(Items from a dataset)
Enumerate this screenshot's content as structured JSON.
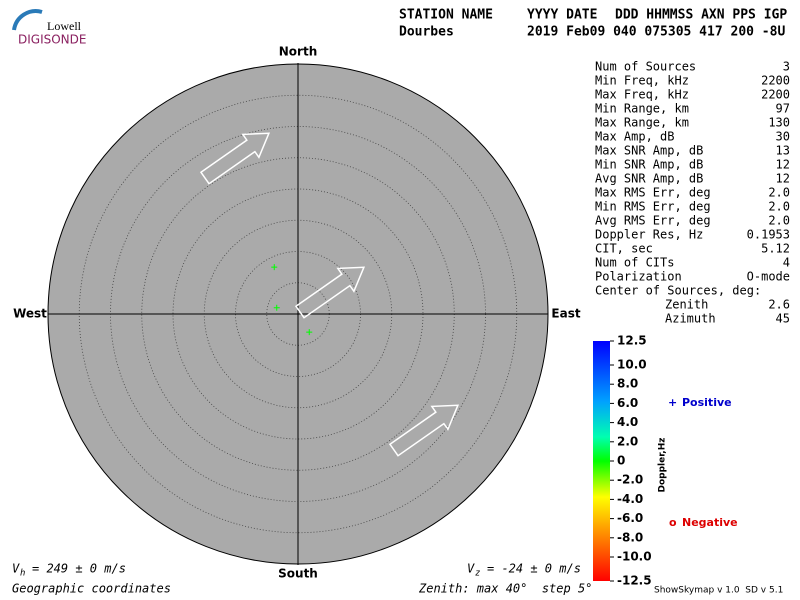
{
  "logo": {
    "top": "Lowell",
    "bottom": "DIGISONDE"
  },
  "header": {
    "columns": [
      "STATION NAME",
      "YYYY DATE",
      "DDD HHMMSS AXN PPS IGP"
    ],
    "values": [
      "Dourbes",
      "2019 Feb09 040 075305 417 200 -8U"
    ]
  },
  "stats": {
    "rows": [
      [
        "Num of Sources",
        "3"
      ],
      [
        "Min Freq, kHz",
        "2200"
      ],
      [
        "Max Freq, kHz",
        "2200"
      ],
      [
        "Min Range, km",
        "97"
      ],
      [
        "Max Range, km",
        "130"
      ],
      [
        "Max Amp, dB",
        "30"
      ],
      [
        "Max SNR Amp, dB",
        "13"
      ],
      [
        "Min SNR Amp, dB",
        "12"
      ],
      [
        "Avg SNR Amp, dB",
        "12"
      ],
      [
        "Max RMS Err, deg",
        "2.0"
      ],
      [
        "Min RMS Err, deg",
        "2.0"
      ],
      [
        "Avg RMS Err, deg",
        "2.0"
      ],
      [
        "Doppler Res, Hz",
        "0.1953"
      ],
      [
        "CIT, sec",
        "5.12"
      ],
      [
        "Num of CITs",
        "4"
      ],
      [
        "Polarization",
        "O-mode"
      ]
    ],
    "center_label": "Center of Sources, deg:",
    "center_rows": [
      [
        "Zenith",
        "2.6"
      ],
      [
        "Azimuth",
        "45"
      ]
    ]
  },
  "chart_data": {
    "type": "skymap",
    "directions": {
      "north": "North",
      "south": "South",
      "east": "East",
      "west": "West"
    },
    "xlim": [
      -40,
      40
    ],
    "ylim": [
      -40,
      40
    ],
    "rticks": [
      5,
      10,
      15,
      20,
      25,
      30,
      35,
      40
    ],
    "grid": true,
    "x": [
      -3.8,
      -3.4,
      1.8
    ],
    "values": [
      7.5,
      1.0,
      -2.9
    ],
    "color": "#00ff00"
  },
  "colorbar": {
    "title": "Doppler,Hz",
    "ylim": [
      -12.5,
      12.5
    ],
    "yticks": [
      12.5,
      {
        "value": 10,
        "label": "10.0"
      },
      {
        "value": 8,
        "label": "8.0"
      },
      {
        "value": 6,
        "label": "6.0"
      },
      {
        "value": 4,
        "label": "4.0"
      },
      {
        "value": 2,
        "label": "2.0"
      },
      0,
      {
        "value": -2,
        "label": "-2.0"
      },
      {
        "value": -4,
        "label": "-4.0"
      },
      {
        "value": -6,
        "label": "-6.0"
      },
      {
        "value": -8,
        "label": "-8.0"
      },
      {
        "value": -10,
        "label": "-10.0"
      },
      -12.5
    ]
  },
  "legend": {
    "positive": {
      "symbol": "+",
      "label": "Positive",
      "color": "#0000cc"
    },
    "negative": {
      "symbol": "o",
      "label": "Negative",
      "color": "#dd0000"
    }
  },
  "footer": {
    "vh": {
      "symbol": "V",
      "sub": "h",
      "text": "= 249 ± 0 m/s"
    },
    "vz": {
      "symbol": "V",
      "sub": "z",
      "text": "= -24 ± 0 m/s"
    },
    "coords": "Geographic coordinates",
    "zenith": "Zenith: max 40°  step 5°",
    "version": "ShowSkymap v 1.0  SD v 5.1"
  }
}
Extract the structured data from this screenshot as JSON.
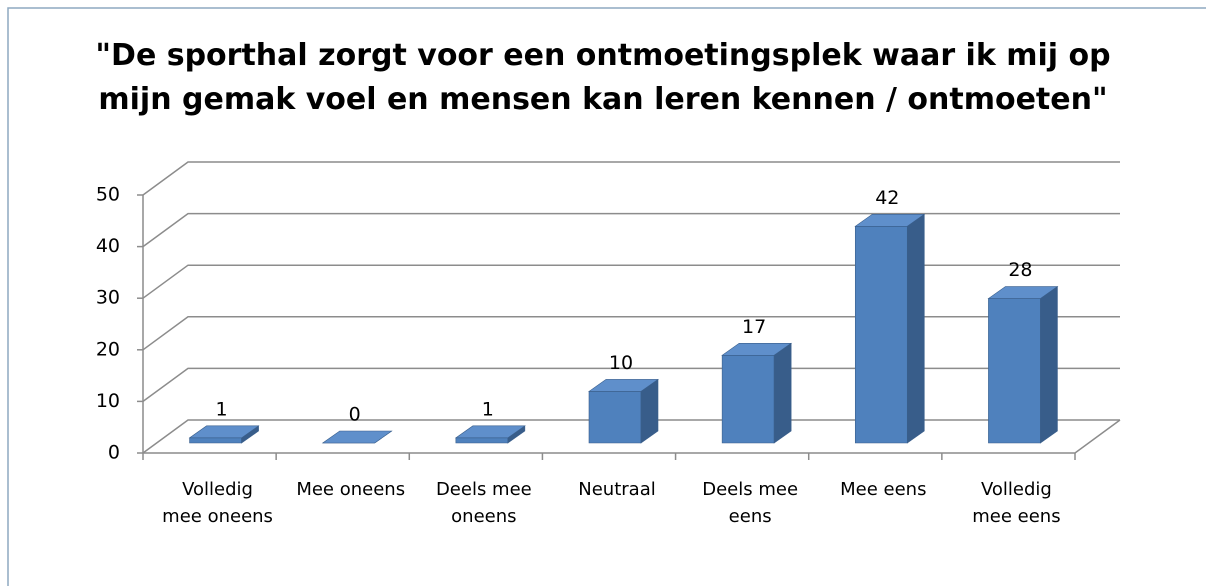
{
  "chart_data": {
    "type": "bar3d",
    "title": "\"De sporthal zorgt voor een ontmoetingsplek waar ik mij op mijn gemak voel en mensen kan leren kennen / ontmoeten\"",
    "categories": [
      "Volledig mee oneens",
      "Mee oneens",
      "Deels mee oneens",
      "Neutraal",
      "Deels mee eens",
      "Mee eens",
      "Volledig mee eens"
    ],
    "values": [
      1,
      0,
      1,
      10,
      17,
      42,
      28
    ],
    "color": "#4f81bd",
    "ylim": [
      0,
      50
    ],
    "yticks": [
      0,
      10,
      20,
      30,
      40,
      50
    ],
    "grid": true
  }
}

- **What needs to be done**: Every entry must be transcribed exactly. Pictures do not belong in the copy.

- **Full response**:
Enumerate this screenshot's content as structured JSON.
{
  "logo": {
    "top": "Lowell",
    "bottom": "DIGISONDE"
  },
  "header": {
    "columns": [
      "STATION NAME",
      "YYYY DATE",
      "DDD HHMMSS AXN PPS IGP"
    ],
    "values": [
      "Dourbes",
      "2019 Feb09 040 075305 417 200 -8U"
    ]
  },
  "stats": {
    "rows": [
      [
        "Num of Sources",
        "3"
      ],
      [
        "Min Freq, kHz",
        "2200"
      ],
      [
        "Max Freq, kHz",
        "2200"
      ],
      [
        "Min Range, km",
        "97"
      ],
      [
        "Max Range, km",
        "130"
      ],
      [
        "Max Amp, dB",
        "30"
      ],
      [
        "Max SNR Amp, dB",
        "13"
      ],
      [
        "Min SNR Amp, dB",
        "12"
      ],
      [
        "Avg SNR Amp, dB",
        "12"
      ],
      [
        "Max RMS Err, deg",
        "2.0"
      ],
      [
        "Min RMS Err, deg",
        "2.0"
      ],
      [
        "Avg RMS Err, deg",
        "2.0"
      ],
      [
        "Doppler Res, Hz",
        "0.1953"
      ],
      [
        "CIT, sec",
        "5.12"
      ],
      [
        "Num of CITs",
        "4"
      ],
      [
        "Polarization",
        "O-mode"
      ]
    ],
    "center_label": "Center of Sources, deg:",
    "center_rows": [
      [
        "Zenith",
        "2.6"
      ],
      [
        "Azimuth",
        "45"
      ]
    ]
  },
  "chart_data": {
    "type": "skymap",
    "directions": {
      "north": "North",
      "south": "South",
      "east": "East",
      "west": "West"
    },
    "xlim": [
      -40,
      40
    ],
    "ylim": [
      -40,
      40
    ],
    "rticks": [
      5,
      10,
      15,
      20,
      25,
      30,
      35,
      40
    ],
    "grid": true,
    "x": [
      -3.8,
      -3.4,
      1.8
    ],
    "values": [
      7.5,
      1.0,
      -2.9
    ],
    "color": "#00ff00"
  },
  "colorbar": {
    "title": "Doppler,Hz",
    "ylim": [
      -12.5,
      12.5
    ],
    "yticks": [
      12.5,
      {
        "value": 10,
        "label": "10.0"
      },
      {
        "value": 8,
        "label": "8.0"
      },
      {
        "value": 6,
        "label": "6.0"
      },
      {
        "value": 4,
        "label": "4.0"
      },
      {
        "value": 2,
        "label": "2.0"
      },
      0,
      {
        "value": -2,
        "label": "-2.0"
      },
      {
        "value": -4,
        "label": "-4.0"
      },
      {
        "value": -6,
        "label": "-6.0"
      },
      {
        "value": -8,
        "label": "-8.0"
      },
      {
        "value": -10,
        "label": "-10.0"
      },
      -12.5
    ]
  },
  "legend": {
    "positive": {
      "symbol": "+",
      "label": "Positive",
      "color": "#0000cc"
    },
    "negative": {
      "symbol": "o",
      "label": "Negative",
      "color": "#dd0000"
    }
  },
  "footer": {
    "vh": {
      "symbol": "V",
      "sub": "h",
      "text": "= 249 ± 0 m/s"
    },
    "vz": {
      "symbol": "V",
      "sub": "z",
      "text": "= -24 ± 0 m/s"
    },
    "coords": "Geographic coordinates",
    "zenith": "Zenith: max 40°  step 5°",
    "version": "ShowSkymap v 1.0  SD v 5.1"
  }
}
Extract the structured data from this screenshot as JSON.
{
  "chart_data": {
    "type": "bar3d",
    "title": "\"De sporthal zorgt voor een ontmoetingsplek waar ik mij op mijn gemak voel en mensen kan leren kennen / ontmoeten\"",
    "categories": [
      "Volledig mee oneens",
      "Mee oneens",
      "Deels mee oneens",
      "Neutraal",
      "Deels mee eens",
      "Mee eens",
      "Volledig mee eens"
    ],
    "values": [
      1,
      0,
      1,
      10,
      17,
      42,
      28
    ],
    "color": "#4f81bd",
    "ylim": [
      0,
      50
    ],
    "yticks": [
      0,
      10,
      20,
      30,
      40,
      50
    ],
    "grid": true
  }
}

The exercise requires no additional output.